*Required work*
Show every line below where "Water" can be found.

-------- Records for the task

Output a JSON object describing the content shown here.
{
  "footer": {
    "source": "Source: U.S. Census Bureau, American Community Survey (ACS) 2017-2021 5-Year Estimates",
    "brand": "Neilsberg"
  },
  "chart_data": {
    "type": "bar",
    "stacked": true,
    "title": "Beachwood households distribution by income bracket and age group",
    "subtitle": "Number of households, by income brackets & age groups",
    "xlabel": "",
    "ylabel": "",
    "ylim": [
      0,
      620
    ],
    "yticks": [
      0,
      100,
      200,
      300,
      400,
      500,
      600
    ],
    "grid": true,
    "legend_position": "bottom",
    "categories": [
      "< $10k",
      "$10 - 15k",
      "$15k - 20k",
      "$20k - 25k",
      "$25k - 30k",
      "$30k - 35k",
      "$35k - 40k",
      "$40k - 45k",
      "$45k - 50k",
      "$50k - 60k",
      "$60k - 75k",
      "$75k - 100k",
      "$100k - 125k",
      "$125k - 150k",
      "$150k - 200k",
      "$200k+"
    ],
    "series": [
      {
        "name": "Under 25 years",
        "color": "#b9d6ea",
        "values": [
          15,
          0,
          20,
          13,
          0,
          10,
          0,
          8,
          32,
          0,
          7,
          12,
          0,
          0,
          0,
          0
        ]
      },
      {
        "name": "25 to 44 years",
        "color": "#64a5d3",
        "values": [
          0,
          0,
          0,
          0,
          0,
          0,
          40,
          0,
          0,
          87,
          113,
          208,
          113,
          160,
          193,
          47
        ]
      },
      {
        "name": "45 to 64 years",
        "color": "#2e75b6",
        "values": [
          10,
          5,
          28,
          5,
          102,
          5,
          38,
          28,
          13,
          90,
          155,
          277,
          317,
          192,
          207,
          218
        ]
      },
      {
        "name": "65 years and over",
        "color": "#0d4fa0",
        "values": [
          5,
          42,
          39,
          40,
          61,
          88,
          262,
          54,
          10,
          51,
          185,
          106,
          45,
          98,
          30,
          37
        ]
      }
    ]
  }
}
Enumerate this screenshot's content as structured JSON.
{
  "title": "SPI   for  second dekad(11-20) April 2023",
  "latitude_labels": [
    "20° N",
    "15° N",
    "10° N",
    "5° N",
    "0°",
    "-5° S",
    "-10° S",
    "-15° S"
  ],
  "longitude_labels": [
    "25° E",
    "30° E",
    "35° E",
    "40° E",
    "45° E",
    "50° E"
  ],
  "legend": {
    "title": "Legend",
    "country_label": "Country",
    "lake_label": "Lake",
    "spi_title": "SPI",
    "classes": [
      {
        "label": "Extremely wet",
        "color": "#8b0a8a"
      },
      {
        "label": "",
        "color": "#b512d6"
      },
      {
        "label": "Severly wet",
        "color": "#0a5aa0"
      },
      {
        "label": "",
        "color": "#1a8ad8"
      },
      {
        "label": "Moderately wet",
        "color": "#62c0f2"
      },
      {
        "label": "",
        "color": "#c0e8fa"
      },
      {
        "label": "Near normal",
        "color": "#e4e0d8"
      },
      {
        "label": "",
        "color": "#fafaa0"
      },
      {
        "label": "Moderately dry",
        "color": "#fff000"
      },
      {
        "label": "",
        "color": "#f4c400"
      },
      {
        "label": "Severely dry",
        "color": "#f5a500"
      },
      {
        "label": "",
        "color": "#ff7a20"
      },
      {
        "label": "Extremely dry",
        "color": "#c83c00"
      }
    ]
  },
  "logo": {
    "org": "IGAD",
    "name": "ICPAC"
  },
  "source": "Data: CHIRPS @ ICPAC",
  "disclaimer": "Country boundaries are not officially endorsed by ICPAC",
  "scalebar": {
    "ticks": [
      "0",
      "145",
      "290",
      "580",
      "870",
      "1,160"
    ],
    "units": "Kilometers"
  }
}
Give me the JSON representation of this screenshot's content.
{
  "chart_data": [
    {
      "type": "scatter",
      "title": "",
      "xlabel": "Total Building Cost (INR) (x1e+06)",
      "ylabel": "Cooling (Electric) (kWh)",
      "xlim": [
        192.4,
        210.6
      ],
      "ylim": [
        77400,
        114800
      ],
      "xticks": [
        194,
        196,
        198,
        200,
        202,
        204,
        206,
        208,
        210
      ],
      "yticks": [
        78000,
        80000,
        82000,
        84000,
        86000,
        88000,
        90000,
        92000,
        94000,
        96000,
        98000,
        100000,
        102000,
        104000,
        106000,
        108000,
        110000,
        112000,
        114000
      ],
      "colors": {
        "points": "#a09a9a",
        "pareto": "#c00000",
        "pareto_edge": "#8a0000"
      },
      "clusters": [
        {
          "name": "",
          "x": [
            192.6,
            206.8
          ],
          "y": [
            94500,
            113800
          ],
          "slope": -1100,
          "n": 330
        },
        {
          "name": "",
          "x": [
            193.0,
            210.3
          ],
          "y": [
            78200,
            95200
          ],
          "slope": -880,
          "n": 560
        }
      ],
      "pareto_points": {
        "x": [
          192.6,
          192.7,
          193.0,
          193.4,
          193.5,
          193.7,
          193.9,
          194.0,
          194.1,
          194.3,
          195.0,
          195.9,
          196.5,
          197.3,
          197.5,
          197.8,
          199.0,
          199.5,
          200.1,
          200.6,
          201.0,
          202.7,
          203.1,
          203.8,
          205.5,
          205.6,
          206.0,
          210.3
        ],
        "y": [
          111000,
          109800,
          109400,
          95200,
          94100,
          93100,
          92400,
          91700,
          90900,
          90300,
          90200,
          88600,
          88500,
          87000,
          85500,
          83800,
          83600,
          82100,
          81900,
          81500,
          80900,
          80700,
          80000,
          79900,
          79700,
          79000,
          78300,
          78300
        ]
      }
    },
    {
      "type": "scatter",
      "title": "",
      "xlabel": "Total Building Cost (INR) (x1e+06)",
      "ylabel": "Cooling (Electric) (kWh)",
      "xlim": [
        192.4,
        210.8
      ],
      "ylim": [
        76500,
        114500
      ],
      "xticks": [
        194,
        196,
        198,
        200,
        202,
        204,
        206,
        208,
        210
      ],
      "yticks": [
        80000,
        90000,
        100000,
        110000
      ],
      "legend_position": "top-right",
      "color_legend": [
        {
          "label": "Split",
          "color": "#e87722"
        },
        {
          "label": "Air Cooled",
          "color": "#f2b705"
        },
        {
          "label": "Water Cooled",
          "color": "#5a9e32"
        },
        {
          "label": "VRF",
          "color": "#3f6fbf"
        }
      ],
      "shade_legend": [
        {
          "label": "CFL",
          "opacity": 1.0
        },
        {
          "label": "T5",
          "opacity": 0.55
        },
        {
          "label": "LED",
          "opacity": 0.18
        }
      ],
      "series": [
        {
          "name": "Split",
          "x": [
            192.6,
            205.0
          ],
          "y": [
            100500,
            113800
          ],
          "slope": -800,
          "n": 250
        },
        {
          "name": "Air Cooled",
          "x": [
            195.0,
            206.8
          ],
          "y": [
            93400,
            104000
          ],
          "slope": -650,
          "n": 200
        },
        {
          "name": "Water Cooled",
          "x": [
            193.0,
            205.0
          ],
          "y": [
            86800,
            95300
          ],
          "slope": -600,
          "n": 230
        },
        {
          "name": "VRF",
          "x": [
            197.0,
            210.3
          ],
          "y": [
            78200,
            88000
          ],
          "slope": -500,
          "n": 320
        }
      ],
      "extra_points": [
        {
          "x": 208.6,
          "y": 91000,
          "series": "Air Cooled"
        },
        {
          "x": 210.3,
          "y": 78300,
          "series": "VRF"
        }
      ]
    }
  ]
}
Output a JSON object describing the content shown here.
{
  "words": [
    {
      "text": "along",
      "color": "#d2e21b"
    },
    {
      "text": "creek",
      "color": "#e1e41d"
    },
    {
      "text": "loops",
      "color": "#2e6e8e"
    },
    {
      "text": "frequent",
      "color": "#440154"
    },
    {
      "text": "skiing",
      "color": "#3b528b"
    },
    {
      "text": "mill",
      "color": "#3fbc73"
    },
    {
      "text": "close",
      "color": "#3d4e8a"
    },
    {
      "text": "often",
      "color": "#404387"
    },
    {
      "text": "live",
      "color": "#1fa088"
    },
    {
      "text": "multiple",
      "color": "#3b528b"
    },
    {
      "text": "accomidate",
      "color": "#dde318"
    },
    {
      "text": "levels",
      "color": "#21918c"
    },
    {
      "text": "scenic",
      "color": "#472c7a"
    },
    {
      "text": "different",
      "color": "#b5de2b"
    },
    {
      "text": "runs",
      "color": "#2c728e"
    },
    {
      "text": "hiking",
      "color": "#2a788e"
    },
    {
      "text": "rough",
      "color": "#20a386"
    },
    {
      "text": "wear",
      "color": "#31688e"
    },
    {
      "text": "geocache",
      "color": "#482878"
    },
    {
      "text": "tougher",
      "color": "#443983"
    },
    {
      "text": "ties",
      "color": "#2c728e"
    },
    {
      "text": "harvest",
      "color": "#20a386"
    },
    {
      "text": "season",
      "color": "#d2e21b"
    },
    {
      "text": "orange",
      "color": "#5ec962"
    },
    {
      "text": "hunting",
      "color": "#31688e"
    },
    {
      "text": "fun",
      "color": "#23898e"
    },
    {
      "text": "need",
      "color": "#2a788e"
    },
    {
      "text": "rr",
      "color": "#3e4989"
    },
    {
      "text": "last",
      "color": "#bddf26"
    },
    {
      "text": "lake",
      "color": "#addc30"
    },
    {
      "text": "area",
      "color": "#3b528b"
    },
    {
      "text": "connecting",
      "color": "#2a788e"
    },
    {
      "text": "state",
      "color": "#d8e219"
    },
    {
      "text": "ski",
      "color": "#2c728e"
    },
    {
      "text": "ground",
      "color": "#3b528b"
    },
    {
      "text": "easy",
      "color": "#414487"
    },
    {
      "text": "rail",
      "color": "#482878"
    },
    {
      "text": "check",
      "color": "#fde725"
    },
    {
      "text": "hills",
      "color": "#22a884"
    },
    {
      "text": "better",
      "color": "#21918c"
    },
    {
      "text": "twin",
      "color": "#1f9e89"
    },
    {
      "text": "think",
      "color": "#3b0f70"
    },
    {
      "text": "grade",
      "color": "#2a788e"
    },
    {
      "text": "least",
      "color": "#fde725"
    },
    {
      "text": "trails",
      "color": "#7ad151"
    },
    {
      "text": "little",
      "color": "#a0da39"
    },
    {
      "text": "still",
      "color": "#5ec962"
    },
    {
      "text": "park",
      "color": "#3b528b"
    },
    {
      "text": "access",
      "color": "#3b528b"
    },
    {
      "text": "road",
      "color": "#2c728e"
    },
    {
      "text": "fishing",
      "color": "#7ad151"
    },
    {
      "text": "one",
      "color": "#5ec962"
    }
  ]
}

----------------

*The reply*
          "label": "Water Cooled",
          "name": "Water Cooled",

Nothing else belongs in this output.